BEGIN Excerpted data
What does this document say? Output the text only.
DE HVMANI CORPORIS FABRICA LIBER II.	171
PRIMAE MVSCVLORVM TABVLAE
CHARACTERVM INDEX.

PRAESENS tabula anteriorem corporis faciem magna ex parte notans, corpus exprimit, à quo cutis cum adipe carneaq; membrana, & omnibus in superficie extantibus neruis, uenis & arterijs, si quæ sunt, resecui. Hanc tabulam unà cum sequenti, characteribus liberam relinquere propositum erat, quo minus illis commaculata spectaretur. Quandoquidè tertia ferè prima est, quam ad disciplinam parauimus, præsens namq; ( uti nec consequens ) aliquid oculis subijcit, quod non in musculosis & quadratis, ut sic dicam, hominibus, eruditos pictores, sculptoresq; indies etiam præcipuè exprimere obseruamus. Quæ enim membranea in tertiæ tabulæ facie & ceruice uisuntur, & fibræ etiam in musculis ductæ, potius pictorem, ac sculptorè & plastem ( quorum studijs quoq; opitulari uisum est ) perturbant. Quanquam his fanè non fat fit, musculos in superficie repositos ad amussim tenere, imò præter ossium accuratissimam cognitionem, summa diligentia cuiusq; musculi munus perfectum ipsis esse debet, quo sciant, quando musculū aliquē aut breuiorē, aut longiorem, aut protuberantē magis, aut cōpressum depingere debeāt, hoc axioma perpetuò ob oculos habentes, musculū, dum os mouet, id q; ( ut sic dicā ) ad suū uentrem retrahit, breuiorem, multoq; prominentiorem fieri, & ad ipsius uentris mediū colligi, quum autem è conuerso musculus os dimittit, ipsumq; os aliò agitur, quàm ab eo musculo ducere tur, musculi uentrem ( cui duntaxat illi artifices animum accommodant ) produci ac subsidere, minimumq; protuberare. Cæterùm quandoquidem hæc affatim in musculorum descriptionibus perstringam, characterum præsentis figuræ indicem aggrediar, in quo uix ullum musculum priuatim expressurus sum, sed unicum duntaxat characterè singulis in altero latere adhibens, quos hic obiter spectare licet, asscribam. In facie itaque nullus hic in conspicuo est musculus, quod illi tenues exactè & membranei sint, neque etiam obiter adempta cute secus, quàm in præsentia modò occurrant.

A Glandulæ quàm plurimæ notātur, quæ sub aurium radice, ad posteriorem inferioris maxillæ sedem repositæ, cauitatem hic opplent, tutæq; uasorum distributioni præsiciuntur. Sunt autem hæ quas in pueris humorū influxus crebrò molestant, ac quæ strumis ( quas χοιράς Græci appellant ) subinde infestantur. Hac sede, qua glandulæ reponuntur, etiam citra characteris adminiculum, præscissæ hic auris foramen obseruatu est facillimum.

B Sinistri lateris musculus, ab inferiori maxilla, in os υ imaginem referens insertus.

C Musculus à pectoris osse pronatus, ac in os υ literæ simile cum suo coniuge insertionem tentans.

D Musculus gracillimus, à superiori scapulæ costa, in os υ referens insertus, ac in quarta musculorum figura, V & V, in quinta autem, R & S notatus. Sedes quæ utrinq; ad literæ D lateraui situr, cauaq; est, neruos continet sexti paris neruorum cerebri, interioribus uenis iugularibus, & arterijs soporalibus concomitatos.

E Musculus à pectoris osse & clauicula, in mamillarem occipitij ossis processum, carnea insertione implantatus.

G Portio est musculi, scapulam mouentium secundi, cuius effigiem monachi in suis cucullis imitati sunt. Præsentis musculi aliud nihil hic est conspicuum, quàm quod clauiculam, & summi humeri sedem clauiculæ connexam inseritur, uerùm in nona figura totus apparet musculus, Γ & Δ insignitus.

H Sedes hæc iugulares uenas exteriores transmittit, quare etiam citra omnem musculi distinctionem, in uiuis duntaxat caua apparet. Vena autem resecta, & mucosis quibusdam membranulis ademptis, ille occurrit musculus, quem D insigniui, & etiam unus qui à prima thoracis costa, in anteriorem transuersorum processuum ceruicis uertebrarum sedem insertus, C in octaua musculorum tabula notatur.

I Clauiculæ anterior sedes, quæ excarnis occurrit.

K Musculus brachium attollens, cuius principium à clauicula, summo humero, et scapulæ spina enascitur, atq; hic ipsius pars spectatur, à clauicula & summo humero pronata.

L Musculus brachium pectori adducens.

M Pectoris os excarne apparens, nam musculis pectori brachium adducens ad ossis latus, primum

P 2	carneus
END Excerpted data
== What you should do ==
Search the preceding listing for the word "osse" and pull out every line that holds it.

== Problem solution ==
C Musculus à pectoris osse pronatus, ac in os υ literæ simile cum suo coniuge insertionem tentans.
E Musculus à pectoris osse & clauicula, in mamillarem occipitij ossis processum, carnea insertione implantatus.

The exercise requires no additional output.